[Dataset rows about figures]
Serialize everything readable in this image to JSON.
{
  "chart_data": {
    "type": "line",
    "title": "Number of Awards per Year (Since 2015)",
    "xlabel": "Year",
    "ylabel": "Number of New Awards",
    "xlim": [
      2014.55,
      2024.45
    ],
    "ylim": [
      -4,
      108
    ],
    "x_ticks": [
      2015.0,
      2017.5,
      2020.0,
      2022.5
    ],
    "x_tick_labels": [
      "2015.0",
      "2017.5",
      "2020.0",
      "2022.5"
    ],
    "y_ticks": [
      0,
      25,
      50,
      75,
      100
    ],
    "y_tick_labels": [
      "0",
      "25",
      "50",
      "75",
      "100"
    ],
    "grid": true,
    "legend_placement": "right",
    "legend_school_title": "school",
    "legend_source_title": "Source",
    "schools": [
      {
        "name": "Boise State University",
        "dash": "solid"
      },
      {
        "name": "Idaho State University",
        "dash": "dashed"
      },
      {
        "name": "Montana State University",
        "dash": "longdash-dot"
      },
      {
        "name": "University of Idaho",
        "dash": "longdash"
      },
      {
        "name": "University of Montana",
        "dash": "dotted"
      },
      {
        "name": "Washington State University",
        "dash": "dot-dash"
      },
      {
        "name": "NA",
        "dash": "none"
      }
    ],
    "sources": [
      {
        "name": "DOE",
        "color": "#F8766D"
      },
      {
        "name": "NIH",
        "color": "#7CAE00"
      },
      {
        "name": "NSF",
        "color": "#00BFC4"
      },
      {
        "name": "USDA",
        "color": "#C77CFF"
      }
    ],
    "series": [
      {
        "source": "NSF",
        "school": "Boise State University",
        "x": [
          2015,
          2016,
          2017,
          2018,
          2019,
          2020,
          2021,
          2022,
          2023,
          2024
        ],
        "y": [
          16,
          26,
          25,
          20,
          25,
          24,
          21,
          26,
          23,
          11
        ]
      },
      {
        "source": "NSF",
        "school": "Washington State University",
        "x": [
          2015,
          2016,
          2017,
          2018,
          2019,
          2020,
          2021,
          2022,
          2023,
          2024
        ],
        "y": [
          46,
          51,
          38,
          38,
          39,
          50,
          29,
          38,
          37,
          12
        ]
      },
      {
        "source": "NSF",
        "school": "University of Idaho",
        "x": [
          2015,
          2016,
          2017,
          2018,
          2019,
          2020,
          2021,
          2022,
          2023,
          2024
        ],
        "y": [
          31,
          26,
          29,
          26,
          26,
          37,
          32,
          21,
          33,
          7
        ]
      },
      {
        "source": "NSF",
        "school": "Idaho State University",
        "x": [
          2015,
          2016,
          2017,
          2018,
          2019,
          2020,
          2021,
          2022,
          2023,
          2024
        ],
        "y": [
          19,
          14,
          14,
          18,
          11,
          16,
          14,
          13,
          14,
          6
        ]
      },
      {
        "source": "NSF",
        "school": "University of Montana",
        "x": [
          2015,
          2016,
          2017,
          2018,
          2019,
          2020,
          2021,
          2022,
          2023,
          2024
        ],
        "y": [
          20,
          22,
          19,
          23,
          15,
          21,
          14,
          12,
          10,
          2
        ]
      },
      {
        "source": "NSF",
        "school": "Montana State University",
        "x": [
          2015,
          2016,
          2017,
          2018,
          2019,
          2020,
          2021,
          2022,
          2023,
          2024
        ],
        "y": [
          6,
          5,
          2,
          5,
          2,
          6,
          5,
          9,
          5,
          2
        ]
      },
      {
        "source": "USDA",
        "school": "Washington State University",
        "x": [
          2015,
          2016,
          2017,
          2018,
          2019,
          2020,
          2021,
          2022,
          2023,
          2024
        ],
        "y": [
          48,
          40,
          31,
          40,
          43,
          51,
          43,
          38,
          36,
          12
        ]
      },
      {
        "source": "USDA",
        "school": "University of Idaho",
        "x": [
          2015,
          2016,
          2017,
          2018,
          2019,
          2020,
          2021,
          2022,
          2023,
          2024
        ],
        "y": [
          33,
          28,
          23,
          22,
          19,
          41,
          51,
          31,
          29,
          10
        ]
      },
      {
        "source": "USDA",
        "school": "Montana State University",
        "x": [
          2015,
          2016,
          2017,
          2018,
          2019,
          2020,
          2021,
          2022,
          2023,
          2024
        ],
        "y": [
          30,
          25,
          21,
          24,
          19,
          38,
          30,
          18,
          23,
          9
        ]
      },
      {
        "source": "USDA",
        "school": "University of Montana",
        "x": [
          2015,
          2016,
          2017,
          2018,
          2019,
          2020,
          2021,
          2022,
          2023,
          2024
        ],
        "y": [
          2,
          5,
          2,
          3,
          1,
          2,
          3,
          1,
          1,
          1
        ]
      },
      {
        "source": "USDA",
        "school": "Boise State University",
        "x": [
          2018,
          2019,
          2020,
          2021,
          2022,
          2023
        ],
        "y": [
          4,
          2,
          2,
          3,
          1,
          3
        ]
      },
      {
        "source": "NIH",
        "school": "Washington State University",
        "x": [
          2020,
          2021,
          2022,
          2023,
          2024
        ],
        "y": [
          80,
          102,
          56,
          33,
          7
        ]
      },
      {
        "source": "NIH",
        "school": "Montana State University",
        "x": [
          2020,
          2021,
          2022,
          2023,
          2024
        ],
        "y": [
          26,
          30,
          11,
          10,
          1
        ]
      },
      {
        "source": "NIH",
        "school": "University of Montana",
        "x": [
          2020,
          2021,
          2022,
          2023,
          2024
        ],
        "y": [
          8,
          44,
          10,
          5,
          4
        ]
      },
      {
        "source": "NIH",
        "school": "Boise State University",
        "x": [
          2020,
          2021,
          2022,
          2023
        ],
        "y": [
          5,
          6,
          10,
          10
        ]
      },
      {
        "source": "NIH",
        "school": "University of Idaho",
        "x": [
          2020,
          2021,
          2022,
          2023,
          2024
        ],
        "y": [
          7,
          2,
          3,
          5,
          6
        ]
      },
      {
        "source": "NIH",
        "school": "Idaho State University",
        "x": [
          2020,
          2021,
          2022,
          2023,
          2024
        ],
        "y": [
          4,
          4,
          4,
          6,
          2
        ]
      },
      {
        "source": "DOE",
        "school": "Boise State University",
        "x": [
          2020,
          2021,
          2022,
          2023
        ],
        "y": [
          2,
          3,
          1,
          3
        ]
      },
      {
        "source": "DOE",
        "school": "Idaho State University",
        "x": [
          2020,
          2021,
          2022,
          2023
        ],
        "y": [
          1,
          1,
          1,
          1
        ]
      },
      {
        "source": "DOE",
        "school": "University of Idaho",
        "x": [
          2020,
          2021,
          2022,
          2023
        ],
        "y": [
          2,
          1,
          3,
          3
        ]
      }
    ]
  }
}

# TASK OBJECTIVE:
Find each line in the records holding the string "color" and show it.

# FULL ANSWER:
        "color": "#F8766D"
        "color": "#7CAE00"
        "color": "#00BFC4"
        "color": "#C77CFF"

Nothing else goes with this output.